SHORT EXERCISE => Please output the records below in full, exactly as given, but without the images.

# RECORDS start

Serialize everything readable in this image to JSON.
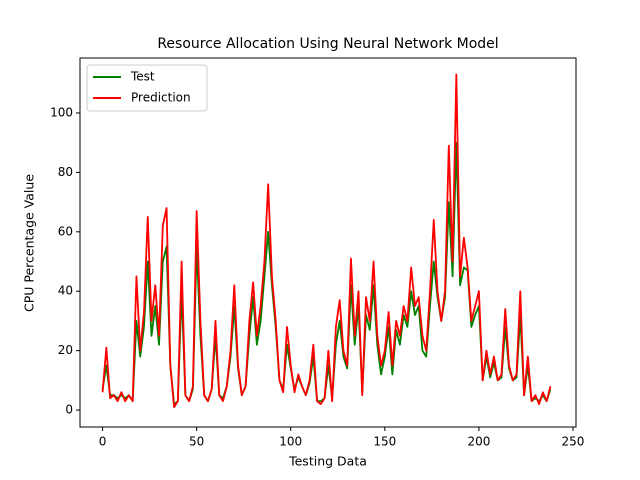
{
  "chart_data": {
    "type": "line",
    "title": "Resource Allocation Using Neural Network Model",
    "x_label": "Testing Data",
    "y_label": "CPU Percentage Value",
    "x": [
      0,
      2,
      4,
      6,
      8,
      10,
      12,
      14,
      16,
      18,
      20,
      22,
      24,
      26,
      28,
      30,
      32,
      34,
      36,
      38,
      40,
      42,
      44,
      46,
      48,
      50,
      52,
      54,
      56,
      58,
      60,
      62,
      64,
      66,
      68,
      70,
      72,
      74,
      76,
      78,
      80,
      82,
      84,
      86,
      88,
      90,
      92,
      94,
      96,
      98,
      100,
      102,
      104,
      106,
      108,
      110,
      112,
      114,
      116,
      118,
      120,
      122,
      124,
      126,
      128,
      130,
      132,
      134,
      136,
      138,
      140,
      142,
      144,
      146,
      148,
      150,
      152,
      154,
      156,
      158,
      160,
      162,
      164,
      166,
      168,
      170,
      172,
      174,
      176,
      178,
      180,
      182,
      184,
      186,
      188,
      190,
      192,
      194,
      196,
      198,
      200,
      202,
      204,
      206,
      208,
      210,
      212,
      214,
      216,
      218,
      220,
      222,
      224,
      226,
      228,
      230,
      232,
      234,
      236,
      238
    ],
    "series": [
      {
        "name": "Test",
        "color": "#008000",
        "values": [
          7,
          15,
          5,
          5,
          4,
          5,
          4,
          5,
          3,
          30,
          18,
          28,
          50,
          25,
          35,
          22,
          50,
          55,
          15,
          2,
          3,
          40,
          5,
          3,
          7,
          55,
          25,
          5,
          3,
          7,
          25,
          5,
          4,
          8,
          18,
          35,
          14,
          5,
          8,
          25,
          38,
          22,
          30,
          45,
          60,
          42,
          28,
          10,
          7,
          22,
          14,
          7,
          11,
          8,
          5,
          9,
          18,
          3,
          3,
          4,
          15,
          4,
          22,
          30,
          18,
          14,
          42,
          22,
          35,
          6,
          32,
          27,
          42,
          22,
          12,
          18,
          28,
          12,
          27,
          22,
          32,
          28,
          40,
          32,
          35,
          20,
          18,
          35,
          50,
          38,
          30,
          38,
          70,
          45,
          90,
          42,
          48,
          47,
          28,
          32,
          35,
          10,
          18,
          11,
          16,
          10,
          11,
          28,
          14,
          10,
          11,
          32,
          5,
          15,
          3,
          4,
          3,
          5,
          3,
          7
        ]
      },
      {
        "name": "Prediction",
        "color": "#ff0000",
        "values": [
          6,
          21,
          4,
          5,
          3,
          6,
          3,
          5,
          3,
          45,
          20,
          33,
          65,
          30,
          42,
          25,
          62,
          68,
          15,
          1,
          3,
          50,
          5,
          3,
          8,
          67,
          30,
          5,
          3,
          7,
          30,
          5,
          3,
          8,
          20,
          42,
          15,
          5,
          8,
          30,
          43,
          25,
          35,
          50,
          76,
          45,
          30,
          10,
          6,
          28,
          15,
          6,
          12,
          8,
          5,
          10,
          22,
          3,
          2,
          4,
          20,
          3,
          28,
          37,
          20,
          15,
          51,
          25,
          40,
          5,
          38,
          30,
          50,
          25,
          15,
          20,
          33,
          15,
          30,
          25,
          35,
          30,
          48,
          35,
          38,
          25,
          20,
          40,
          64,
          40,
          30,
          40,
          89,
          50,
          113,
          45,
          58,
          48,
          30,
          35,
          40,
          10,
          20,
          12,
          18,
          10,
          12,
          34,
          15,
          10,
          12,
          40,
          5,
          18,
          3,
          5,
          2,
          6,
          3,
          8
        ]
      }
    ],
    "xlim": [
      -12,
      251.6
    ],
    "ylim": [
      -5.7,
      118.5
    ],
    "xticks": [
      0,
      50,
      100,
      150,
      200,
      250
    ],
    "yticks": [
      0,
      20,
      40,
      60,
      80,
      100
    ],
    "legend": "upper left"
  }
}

# RECORDS end

RESULT FOR THIS TASK =>
Serialize everything readable in this image to JSON.
{
  "chart_data": {
    "type": "line",
    "title": "Resource Allocation Using Neural Network Model",
    "x_label": "Testing Data",
    "y_label": "CPU Percentage Value",
    "x": [
      0,
      2,
      4,
      6,
      8,
      10,
      12,
      14,
      16,
      18,
      20,
      22,
      24,
      26,
      28,
      30,
      32,
      34,
      36,
      38,
      40,
      42,
      44,
      46,
      48,
      50,
      52,
      54,
      56,
      58,
      60,
      62,
      64,
      66,
      68,
      70,
      72,
      74,
      76,
      78,
      80,
      82,
      84,
      86,
      88,
      90,
      92,
      94,
      96,
      98,
      100,
      102,
      104,
      106,
      108,
      110,
      112,
      114,
      116,
      118,
      120,
      122,
      124,
      126,
      128,
      130,
      132,
      134,
      136,
      138,
      140,
      142,
      144,
      146,
      148,
      150,
      152,
      154,
      156,
      158,
      160,
      162,
      164,
      166,
      168,
      170,
      172,
      174,
      176,
      178,
      180,
      182,
      184,
      186,
      188,
      190,
      192,
      194,
      196,
      198,
      200,
      202,
      204,
      206,
      208,
      210,
      212,
      214,
      216,
      218,
      220,
      222,
      224,
      226,
      228,
      230,
      232,
      234,
      236,
      238
    ],
    "series": [
      {
        "name": "Test",
        "color": "#008000",
        "values": [
          7,
          15,
          5,
          5,
          4,
          5,
          4,
          5,
          3,
          30,
          18,
          28,
          50,
          25,
          35,
          22,
          50,
          55,
          15,
          2,
          3,
          40,
          5,
          3,
          7,
          55,
          25,
          5,
          3,
          7,
          25,
          5,
          4,
          8,
          18,
          35,
          14,
          5,
          8,
          25,
          38,
          22,
          30,
          45,
          60,
          42,
          28,
          10,
          7,
          22,
          14,
          7,
          11,
          8,
          5,
          9,
          18,
          3,
          3,
          4,
          15,
          4,
          22,
          30,
          18,
          14,
          42,
          22,
          35,
          6,
          32,
          27,
          42,
          22,
          12,
          18,
          28,
          12,
          27,
          22,
          32,
          28,
          40,
          32,
          35,
          20,
          18,
          35,
          50,
          38,
          30,
          38,
          70,
          45,
          90,
          42,
          48,
          47,
          28,
          32,
          35,
          10,
          18,
          11,
          16,
          10,
          11,
          28,
          14,
          10,
          11,
          32,
          5,
          15,
          3,
          4,
          3,
          5,
          3,
          7
        ]
      },
      {
        "name": "Prediction",
        "color": "#ff0000",
        "values": [
          6,
          21,
          4,
          5,
          3,
          6,
          3,
          5,
          3,
          45,
          20,
          33,
          65,
          30,
          42,
          25,
          62,
          68,
          15,
          1,
          3,
          50,
          5,
          3,
          8,
          67,
          30,
          5,
          3,
          7,
          30,
          5,
          3,
          8,
          20,
          42,
          15,
          5,
          8,
          30,
          43,
          25,
          35,
          50,
          76,
          45,
          30,
          10,
          6,
          28,
          15,
          6,
          12,
          8,
          5,
          10,
          22,
          3,
          2,
          4,
          20,
          3,
          28,
          37,
          20,
          15,
          51,
          25,
          40,
          5,
          38,
          30,
          50,
          25,
          15,
          20,
          33,
          15,
          30,
          25,
          35,
          30,
          48,
          35,
          38,
          25,
          20,
          40,
          64,
          40,
          30,
          40,
          89,
          50,
          113,
          45,
          58,
          48,
          30,
          35,
          40,
          10,
          20,
          12,
          18,
          10,
          12,
          34,
          15,
          10,
          12,
          40,
          5,
          18,
          3,
          5,
          2,
          6,
          3,
          8
        ]
      }
    ],
    "xlim": [
      -12,
      251.6
    ],
    "ylim": [
      -5.7,
      118.5
    ],
    "xticks": [
      0,
      50,
      100,
      150,
      200,
      250
    ],
    "yticks": [
      0,
      20,
      40,
      60,
      80,
      100
    ],
    "legend": "upper left"
  }
}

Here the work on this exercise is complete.